◆ **Directions**
Copy out the data starting with the line containing "curve-label-swim-025: SWIM 025" and going on through the line containing "x-tick-label-lmin: 450 bbox=[1676, 885, 1727, 919]", substituting "value-cell-power" for "value-cell-kw" and changing nothing else.

[Labeled box records]

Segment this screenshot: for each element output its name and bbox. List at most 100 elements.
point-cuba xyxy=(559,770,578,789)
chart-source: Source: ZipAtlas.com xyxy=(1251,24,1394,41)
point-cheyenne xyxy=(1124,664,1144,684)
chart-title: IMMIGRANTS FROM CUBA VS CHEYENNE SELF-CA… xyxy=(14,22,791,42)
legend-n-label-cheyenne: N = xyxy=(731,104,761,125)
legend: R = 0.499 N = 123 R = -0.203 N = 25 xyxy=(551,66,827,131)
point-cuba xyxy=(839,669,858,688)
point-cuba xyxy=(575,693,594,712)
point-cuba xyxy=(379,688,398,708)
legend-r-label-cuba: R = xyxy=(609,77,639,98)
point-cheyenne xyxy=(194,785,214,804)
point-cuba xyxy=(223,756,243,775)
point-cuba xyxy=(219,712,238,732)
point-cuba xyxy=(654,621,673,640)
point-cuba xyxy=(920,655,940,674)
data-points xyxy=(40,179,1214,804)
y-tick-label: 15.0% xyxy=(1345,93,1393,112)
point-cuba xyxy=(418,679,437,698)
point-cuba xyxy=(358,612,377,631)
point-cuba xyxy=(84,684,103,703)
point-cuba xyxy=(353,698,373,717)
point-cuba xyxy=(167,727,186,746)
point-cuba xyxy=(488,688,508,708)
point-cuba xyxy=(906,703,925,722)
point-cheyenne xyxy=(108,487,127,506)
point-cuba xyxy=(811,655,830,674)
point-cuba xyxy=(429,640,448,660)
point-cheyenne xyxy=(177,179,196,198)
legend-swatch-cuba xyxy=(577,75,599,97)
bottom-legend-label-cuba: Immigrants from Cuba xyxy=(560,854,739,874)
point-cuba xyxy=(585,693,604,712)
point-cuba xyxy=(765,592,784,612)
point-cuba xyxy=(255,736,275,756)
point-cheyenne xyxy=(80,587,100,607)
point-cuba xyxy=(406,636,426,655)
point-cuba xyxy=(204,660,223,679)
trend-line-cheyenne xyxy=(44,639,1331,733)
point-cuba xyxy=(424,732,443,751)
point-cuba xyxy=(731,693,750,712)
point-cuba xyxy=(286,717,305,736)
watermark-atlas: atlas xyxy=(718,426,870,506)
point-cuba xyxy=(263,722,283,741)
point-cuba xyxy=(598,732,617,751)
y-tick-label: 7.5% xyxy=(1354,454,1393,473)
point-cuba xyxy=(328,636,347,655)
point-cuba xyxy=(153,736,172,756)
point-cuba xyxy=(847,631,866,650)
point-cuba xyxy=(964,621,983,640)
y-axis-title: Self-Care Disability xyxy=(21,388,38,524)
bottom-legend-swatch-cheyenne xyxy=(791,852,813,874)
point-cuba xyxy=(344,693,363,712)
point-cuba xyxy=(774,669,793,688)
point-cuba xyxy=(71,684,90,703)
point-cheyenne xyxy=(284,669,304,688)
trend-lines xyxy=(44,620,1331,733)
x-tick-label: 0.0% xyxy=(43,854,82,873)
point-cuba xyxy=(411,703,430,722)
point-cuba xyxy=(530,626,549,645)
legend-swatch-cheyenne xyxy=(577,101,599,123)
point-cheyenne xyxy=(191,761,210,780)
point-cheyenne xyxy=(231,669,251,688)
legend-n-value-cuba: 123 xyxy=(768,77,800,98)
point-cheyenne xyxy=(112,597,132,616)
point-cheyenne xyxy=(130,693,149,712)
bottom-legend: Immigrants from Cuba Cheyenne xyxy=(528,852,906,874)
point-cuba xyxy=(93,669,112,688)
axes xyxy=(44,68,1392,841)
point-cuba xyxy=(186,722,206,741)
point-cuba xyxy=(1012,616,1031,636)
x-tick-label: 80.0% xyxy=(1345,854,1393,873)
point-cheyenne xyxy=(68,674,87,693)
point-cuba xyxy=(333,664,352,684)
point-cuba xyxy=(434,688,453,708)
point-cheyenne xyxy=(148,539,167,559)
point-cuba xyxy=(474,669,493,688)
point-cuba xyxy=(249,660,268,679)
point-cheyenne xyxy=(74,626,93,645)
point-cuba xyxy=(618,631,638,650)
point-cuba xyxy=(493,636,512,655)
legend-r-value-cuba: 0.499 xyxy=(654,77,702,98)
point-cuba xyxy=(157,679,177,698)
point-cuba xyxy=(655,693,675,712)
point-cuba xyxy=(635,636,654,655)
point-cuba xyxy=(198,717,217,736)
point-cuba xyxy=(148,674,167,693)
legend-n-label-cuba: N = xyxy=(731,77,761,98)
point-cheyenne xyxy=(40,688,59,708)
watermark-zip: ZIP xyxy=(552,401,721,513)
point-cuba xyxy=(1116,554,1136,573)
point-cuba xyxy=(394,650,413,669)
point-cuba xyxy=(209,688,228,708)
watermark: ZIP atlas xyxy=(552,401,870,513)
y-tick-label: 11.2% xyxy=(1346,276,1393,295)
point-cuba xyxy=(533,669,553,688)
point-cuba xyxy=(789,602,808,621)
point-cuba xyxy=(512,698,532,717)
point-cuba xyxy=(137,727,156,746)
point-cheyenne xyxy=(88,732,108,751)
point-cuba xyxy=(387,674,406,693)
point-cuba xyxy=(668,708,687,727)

* * *

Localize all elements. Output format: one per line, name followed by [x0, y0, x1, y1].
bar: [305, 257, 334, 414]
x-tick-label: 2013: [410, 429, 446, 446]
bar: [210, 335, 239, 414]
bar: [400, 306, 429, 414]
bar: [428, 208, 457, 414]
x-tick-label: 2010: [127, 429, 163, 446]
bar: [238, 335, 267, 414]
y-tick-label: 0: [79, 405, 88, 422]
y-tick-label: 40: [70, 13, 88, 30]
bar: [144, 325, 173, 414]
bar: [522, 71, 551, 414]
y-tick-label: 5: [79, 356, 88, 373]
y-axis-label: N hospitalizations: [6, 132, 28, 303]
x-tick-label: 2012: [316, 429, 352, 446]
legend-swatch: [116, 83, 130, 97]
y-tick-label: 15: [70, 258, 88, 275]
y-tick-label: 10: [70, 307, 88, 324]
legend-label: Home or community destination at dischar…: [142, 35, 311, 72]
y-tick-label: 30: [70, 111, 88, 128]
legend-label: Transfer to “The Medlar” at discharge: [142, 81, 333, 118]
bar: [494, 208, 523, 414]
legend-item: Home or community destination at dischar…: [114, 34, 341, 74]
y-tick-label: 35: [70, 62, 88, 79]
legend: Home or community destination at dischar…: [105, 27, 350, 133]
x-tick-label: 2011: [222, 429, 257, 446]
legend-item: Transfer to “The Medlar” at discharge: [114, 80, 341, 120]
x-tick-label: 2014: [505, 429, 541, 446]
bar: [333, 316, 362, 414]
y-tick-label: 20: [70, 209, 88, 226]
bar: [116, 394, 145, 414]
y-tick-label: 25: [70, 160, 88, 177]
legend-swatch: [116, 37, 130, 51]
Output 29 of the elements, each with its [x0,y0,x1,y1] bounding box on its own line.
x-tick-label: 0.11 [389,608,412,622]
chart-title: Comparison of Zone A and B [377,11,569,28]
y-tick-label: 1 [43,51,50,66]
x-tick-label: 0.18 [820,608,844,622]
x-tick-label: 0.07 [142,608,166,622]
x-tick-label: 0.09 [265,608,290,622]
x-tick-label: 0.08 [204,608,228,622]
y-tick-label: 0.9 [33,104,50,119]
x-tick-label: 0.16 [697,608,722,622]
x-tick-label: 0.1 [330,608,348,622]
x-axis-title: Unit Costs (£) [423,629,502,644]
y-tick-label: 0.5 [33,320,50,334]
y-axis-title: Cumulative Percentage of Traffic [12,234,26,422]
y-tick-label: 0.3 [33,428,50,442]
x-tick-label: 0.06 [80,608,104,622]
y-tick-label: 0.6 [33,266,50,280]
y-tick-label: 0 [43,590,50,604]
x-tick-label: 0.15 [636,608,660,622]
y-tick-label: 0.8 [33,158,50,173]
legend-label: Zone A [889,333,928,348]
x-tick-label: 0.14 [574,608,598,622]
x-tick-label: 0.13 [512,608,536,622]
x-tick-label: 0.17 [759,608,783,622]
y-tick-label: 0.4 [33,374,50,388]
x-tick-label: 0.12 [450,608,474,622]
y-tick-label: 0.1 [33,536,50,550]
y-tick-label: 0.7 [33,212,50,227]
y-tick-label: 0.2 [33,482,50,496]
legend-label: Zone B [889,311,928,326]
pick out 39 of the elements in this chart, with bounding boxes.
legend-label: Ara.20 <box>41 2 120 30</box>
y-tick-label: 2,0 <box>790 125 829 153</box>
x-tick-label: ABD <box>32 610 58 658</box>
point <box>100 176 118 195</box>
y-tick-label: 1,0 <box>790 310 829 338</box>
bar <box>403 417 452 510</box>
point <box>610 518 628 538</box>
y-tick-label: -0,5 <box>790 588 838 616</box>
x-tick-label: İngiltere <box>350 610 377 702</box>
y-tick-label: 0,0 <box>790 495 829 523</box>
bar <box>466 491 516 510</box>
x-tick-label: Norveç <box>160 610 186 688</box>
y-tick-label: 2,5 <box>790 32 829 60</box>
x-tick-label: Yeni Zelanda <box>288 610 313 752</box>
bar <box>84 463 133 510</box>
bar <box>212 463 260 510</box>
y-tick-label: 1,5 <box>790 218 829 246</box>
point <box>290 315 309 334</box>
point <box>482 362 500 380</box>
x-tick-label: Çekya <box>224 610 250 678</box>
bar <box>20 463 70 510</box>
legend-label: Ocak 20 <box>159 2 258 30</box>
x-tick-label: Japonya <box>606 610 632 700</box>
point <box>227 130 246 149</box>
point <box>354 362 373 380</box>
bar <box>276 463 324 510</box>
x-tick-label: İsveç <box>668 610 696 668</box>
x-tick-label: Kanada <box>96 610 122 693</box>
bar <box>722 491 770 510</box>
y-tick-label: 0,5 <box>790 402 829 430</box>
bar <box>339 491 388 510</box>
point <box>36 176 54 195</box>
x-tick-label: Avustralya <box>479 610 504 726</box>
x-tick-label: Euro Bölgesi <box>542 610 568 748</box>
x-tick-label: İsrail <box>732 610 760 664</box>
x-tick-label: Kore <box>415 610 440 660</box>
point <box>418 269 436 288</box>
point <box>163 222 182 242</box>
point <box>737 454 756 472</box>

* * *

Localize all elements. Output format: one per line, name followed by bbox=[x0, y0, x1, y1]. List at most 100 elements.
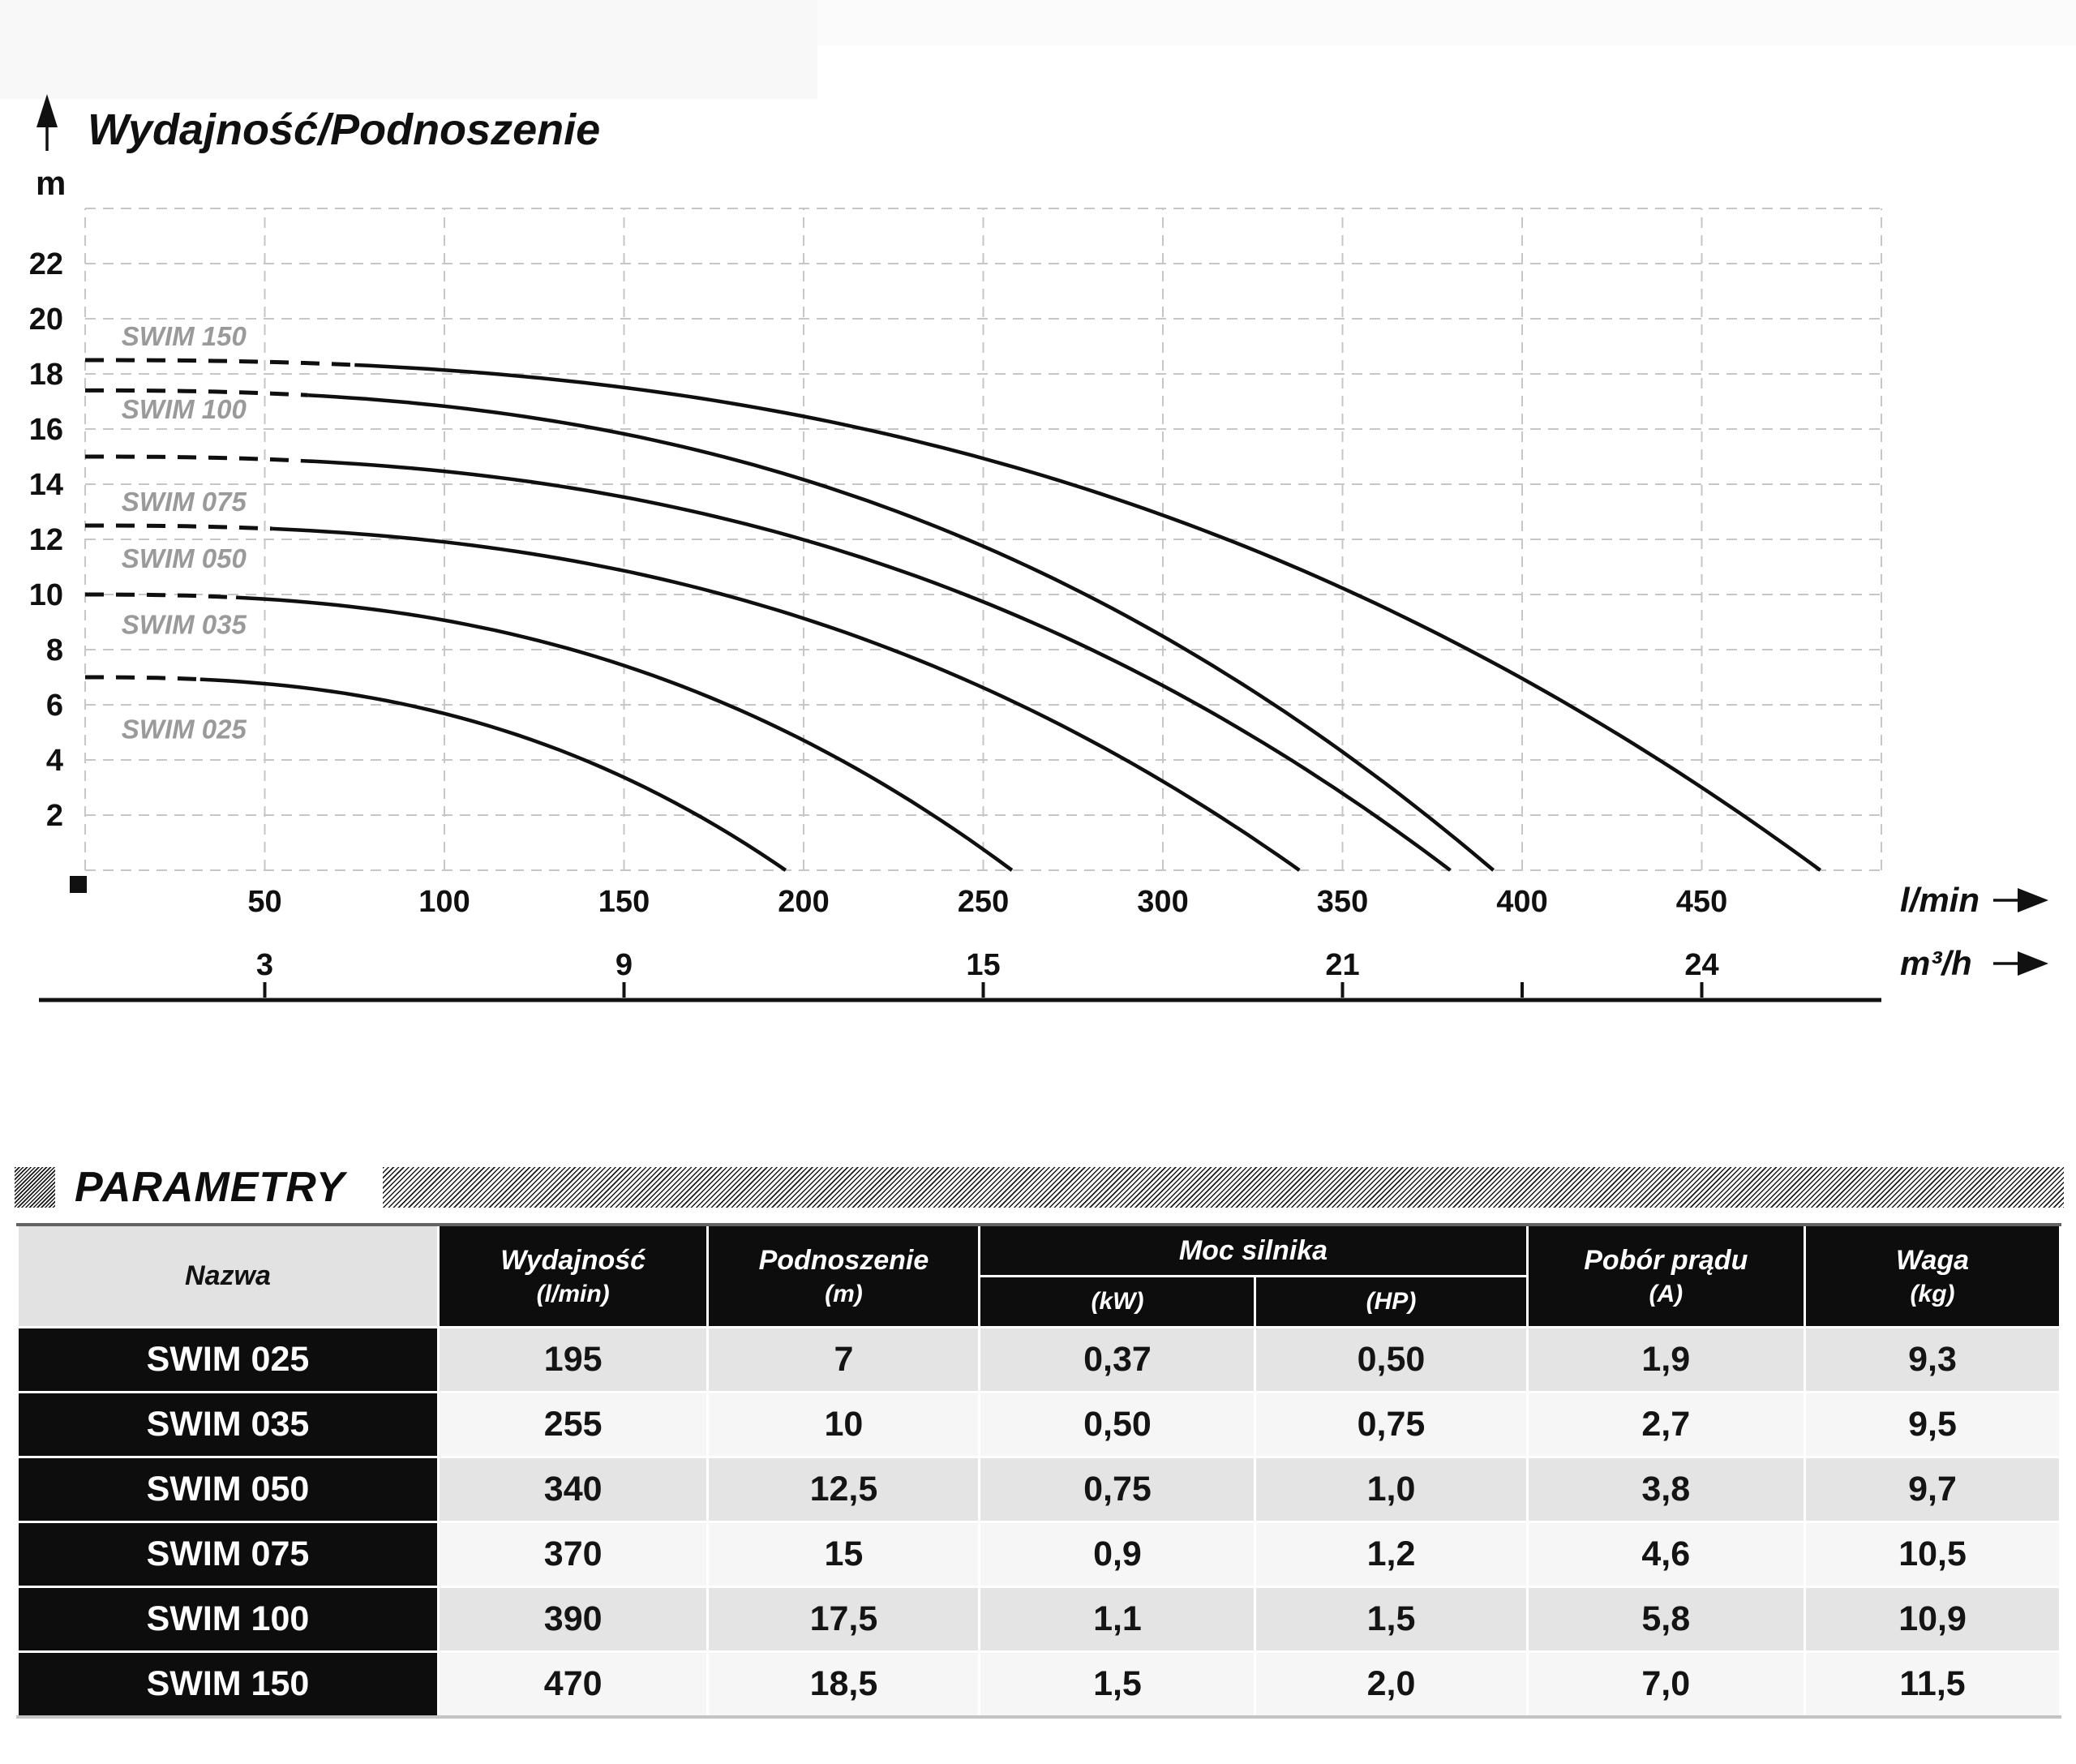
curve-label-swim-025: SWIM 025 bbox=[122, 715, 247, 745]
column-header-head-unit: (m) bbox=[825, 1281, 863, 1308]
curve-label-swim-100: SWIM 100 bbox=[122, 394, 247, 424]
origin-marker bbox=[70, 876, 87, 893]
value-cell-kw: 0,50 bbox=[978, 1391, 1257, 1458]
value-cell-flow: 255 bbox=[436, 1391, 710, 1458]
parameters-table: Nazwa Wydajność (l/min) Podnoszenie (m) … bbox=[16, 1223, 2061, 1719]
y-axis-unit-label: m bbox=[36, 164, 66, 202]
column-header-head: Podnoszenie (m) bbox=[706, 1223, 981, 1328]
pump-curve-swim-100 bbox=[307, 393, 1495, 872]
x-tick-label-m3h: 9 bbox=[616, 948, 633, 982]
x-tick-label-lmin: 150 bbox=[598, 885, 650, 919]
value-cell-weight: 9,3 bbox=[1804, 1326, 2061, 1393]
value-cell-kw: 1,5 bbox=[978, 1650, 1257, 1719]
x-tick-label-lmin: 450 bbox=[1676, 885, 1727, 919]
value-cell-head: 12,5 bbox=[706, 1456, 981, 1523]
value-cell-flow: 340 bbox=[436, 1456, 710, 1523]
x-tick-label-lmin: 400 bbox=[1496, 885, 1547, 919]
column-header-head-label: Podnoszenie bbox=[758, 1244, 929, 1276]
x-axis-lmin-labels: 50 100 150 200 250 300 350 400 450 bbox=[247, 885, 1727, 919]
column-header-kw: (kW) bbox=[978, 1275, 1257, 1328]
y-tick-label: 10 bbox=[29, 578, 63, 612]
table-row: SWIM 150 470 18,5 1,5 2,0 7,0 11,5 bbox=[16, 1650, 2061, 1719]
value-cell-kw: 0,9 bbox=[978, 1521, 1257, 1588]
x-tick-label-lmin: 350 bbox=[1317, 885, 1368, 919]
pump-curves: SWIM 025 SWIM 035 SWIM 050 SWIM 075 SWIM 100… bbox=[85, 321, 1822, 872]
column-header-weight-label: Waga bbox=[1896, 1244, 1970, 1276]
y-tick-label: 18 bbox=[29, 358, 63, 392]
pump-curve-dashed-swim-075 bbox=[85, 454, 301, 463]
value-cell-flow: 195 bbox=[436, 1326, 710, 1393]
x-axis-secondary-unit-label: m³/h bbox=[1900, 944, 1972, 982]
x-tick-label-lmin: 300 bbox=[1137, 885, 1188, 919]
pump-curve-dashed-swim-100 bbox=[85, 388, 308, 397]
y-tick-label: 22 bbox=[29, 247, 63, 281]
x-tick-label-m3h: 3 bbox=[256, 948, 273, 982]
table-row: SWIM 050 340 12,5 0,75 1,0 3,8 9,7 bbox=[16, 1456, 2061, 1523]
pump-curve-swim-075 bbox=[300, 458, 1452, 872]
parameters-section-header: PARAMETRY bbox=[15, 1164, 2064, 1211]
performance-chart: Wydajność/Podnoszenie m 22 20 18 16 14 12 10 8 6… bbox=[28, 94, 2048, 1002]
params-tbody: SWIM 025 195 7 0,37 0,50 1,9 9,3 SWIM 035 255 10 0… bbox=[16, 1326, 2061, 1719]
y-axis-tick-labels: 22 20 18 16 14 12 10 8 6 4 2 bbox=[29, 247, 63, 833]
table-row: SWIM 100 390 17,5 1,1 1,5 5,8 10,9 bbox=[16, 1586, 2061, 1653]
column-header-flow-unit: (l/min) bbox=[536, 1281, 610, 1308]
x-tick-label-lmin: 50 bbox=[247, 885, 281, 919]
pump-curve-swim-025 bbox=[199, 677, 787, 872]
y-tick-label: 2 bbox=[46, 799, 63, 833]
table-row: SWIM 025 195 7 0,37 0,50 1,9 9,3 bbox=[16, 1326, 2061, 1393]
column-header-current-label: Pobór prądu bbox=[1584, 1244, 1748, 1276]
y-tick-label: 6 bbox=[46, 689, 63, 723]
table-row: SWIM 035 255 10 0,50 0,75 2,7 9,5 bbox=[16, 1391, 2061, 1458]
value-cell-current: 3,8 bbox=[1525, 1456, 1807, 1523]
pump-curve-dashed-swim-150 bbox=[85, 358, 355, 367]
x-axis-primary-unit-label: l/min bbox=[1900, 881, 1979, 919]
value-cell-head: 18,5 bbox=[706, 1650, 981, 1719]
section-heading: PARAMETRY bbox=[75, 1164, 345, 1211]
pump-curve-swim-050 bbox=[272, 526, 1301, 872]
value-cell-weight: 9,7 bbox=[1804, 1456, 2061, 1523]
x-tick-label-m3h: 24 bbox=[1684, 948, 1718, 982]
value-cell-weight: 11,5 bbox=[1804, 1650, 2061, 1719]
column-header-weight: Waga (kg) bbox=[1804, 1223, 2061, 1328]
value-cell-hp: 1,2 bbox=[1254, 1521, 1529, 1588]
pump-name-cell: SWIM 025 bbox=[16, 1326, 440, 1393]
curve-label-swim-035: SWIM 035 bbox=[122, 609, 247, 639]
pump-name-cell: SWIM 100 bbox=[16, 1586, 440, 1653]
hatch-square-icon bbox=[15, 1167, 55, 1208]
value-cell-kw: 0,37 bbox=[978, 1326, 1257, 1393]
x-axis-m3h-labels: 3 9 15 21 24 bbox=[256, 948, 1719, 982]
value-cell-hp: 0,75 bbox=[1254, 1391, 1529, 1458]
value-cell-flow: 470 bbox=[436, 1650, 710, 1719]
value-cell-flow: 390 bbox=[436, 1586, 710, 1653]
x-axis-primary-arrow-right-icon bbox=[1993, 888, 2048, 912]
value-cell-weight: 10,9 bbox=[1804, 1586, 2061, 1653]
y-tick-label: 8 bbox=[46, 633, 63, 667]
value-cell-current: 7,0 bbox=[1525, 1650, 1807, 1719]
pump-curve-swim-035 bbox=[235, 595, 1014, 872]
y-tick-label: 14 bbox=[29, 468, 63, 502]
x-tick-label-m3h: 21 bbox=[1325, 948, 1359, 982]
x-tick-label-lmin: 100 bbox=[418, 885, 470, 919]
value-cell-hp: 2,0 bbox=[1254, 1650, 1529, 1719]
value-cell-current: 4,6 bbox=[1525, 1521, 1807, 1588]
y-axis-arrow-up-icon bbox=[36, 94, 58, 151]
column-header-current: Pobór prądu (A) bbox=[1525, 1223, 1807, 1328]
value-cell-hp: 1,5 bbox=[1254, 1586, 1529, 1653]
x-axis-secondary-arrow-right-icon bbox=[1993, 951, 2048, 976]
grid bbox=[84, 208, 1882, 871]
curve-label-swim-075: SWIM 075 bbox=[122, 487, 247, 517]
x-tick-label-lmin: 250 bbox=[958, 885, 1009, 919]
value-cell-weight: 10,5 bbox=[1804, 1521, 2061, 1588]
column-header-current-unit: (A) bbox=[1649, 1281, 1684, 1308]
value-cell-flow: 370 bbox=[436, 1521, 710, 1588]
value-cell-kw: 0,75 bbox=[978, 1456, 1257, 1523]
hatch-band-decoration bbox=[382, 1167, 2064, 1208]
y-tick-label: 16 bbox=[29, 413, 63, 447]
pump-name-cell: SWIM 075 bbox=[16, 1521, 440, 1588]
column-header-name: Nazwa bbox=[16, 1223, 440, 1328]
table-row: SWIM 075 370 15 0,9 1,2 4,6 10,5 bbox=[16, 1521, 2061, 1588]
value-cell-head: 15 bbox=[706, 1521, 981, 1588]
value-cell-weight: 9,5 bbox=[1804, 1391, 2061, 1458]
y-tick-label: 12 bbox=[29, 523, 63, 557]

◆ **Answer for this exercise**
curve-label-swim-025: SWIM 025 bbox=[122, 715, 247, 745]
column-header-head-unit: (m) bbox=[825, 1281, 863, 1308]
curve-label-swim-100: SWIM 100 bbox=[122, 394, 247, 424]
origin-marker bbox=[70, 876, 87, 893]
value-cell-power: 0,50 bbox=[978, 1391, 1257, 1458]
value-cell-flow: 255 bbox=[436, 1391, 710, 1458]
parameters-table: Nazwa Wydajność (l/min) Podnoszenie (m) … bbox=[16, 1223, 2061, 1719]
y-axis-unit-label: m bbox=[36, 164, 66, 202]
column-header-head: Podnoszenie (m) bbox=[706, 1223, 981, 1328]
pump-curve-swim-100 bbox=[307, 393, 1495, 872]
x-tick-label-m3h: 9 bbox=[616, 948, 633, 982]
x-tick-label-lmin: 150 bbox=[598, 885, 650, 919]
value-cell-weight: 9,3 bbox=[1804, 1326, 2061, 1393]
value-cell-power: 1,5 bbox=[978, 1650, 1257, 1719]
x-tick-label-lmin: 450 bbox=[1676, 885, 1727, 919]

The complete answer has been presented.